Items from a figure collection
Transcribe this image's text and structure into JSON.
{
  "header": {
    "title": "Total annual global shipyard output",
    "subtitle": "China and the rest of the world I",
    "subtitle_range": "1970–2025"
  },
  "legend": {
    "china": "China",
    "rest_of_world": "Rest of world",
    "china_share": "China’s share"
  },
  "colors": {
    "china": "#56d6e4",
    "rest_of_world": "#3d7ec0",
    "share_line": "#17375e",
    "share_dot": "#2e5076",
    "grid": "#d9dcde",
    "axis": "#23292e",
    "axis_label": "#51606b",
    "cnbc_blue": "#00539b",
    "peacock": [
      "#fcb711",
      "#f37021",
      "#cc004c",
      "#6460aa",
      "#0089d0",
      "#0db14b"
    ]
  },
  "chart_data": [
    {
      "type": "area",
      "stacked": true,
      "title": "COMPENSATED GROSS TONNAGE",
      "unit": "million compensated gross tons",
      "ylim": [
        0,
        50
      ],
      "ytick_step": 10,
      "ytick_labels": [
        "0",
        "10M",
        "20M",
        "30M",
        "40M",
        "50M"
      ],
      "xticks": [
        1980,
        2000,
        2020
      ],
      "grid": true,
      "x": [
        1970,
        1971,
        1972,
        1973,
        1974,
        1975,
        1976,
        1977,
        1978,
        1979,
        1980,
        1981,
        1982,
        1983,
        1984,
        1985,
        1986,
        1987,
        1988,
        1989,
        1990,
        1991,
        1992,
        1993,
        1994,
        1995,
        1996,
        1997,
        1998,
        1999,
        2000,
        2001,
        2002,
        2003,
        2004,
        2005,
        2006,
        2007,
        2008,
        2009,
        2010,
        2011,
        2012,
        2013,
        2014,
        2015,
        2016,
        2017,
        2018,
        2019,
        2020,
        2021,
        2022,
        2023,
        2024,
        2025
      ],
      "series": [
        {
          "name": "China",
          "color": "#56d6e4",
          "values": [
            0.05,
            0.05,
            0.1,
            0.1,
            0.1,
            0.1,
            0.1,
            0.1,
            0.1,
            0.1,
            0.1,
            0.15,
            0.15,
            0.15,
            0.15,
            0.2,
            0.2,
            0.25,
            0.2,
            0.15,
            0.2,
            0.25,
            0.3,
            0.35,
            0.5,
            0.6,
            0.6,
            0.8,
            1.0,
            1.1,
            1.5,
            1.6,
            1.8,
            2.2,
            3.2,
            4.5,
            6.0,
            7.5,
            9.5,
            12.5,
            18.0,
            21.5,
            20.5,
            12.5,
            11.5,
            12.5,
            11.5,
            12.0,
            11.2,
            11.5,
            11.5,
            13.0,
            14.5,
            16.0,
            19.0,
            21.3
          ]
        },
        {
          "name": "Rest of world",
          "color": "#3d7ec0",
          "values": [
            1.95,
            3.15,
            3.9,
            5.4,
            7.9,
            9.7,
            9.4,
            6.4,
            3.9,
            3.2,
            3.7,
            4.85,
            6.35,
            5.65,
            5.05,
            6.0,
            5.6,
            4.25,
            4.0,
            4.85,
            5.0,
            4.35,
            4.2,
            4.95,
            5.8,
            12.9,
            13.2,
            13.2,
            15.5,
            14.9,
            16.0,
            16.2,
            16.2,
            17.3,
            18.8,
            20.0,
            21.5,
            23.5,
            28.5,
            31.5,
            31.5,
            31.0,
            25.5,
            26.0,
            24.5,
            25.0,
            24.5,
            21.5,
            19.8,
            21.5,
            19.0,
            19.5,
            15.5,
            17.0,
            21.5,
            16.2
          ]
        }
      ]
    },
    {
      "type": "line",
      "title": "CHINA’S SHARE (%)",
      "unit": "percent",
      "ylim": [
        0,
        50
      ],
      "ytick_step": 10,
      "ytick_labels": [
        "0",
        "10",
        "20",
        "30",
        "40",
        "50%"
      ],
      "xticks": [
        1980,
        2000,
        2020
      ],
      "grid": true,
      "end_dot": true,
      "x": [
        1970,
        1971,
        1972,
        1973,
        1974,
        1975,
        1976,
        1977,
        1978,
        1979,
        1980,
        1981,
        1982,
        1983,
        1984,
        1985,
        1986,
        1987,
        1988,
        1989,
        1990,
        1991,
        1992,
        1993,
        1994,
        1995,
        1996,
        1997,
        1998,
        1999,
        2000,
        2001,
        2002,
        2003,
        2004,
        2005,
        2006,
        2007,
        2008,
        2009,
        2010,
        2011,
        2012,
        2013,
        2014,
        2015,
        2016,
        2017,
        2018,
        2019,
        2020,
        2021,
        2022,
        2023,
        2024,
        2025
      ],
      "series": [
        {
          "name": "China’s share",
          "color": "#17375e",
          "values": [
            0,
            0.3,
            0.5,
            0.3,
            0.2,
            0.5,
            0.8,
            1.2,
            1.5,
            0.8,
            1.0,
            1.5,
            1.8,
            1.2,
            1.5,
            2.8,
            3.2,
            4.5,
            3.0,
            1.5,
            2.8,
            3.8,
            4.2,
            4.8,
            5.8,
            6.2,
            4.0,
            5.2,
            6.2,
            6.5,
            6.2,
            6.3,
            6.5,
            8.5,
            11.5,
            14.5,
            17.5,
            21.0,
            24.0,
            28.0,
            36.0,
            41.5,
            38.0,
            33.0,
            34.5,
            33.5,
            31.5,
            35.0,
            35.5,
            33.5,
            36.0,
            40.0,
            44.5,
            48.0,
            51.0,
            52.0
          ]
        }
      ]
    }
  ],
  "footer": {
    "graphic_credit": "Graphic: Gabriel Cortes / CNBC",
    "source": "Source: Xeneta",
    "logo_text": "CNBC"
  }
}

## [WHAT YOU ARE ASKED TO DO]
Output the records exactly, including every line.

## [EXERCISE SOLUTION]
Transcribe this image's text and structure into JSON.
{
  "header": {
    "title": "Total annual global shipyard output",
    "subtitle": "China and the rest of the world I",
    "subtitle_range": "1970–2025"
  },
  "legend": {
    "china": "China",
    "rest_of_world": "Rest of world",
    "china_share": "China’s share"
  },
  "colors": {
    "china": "#56d6e4",
    "rest_of_world": "#3d7ec0",
    "share_line": "#17375e",
    "share_dot": "#2e5076",
    "grid": "#d9dcde",
    "axis": "#23292e",
    "axis_label": "#51606b",
    "cnbc_blue": "#00539b",
    "peacock": [
      "#fcb711",
      "#f37021",
      "#cc004c",
      "#6460aa",
      "#0089d0",
      "#0db14b"
    ]
  },
  "chart_data": [
    {
      "type": "area",
      "stacked": true,
      "title": "COMPENSATED GROSS TONNAGE",
      "unit": "million compensated gross tons",
      "ylim": [
        0,
        50
      ],
      "ytick_step": 10,
      "ytick_labels": [
        "0",
        "10M",
        "20M",
        "30M",
        "40M",
        "50M"
      ],
      "xticks": [
        1980,
        2000,
        2020
      ],
      "grid": true,
      "x": [
        1970,
        1971,
        1972,
        1973,
        1974,
        1975,
        1976,
        1977,
        1978,
        1979,
        1980,
        1981,
        1982,
        1983,
        1984,
        1985,
        1986,
        1987,
        1988,
        1989,
        1990,
        1991,
        1992,
        1993,
        1994,
        1995,
        1996,
        1997,
        1998,
        1999,
        2000,
        2001,
        2002,
        2003,
        2004,
        2005,
        2006,
        2007,
        2008,
        2009,
        2010,
        2011,
        2012,
        2013,
        2014,
        2015,
        2016,
        2017,
        2018,
        2019,
        2020,
        2021,
        2022,
        2023,
        2024,
        2025
      ],
      "series": [
        {
          "name": "China",
          "color": "#56d6e4",
          "values": [
            0.05,
            0.05,
            0.1,
            0.1,
            0.1,
            0.1,
            0.1,
            0.1,
            0.1,
            0.1,
            0.1,
            0.15,
            0.15,
            0.15,
            0.15,
            0.2,
            0.2,
            0.25,
            0.2,
            0.15,
            0.2,
            0.25,
            0.3,
            0.35,
            0.5,
            0.6,
            0.6,
            0.8,
            1.0,
            1.1,
            1.5,
            1.6,
            1.8,
            2.2,
            3.2,
            4.5,
            6.0,
            7.5,
            9.5,
            12.5,
            18.0,
            21.5,
            20.5,
            12.5,
            11.5,
            12.5,
            11.5,
            12.0,
            11.2,
            11.5,
            11.5,
            13.0,
            14.5,
            16.0,
            19.0,
            21.3
          ]
        },
        {
          "name": "Rest of world",
          "color": "#3d7ec0",
          "values": [
            1.95,
            3.15,
            3.9,
            5.4,
            7.9,
            9.7,
            9.4,
            6.4,
            3.9,
            3.2,
            3.7,
            4.85,
            6.35,
            5.65,
            5.05,
            6.0,
            5.6,
            4.25,
            4.0,
            4.85,
            5.0,
            4.35,
            4.2,
            4.95,
            5.8,
            12.9,
            13.2,
            13.2,
            15.5,
            14.9,
            16.0,
            16.2,
            16.2,
            17.3,
            18.8,
            20.0,
            21.5,
            23.5,
            28.5,
            31.5,
            31.5,
            31.0,
            25.5,
            26.0,
            24.5,
            25.0,
            24.5,
            21.5,
            19.8,
            21.5,
            19.0,
            19.5,
            15.5,
            17.0,
            21.5,
            16.2
          ]
        }
      ]
    },
    {
      "type": "line",
      "title": "CHINA’S SHARE (%)",
      "unit": "percent",
      "ylim": [
        0,
        50
      ],
      "ytick_step": 10,
      "ytick_labels": [
        "0",
        "10",
        "20",
        "30",
        "40",
        "50%"
      ],
      "xticks": [
        1980,
        2000,
        2020
      ],
      "grid": true,
      "end_dot": true,
      "x": [
        1970,
        1971,
        1972,
        1973,
        1974,
        1975,
        1976,
        1977,
        1978,
        1979,
        1980,
        1981,
        1982,
        1983,
        1984,
        1985,
        1986,
        1987,
        1988,
        1989,
        1990,
        1991,
        1992,
        1993,
        1994,
        1995,
        1996,
        1997,
        1998,
        1999,
        2000,
        2001,
        2002,
        2003,
        2004,
        2005,
        2006,
        2007,
        2008,
        2009,
        2010,
        2011,
        2012,
        2013,
        2014,
        2015,
        2016,
        2017,
        2018,
        2019,
        2020,
        2021,
        2022,
        2023,
        2024,
        2025
      ],
      "series": [
        {
          "name": "China’s share",
          "color": "#17375e",
          "values": [
            0,
            0.3,
            0.5,
            0.3,
            0.2,
            0.5,
            0.8,
            1.2,
            1.5,
            0.8,
            1.0,
            1.5,
            1.8,
            1.2,
            1.5,
            2.8,
            3.2,
            4.5,
            3.0,
            1.5,
            2.8,
            3.8,
            4.2,
            4.8,
            5.8,
            6.2,
            4.0,
            5.2,
            6.2,
            6.5,
            6.2,
            6.3,
            6.5,
            8.5,
            11.5,
            14.5,
            17.5,
            21.0,
            24.0,
            28.0,
            36.0,
            41.5,
            38.0,
            33.0,
            34.5,
            33.5,
            31.5,
            35.0,
            35.5,
            33.5,
            36.0,
            40.0,
            44.5,
            48.0,
            51.0,
            52.0
          ]
        }
      ]
    }
  ],
  "footer": {
    "graphic_credit": "Graphic: Gabriel Cortes / CNBC",
    "source": "Source: Xeneta",
    "logo_text": "CNBC"
  }
}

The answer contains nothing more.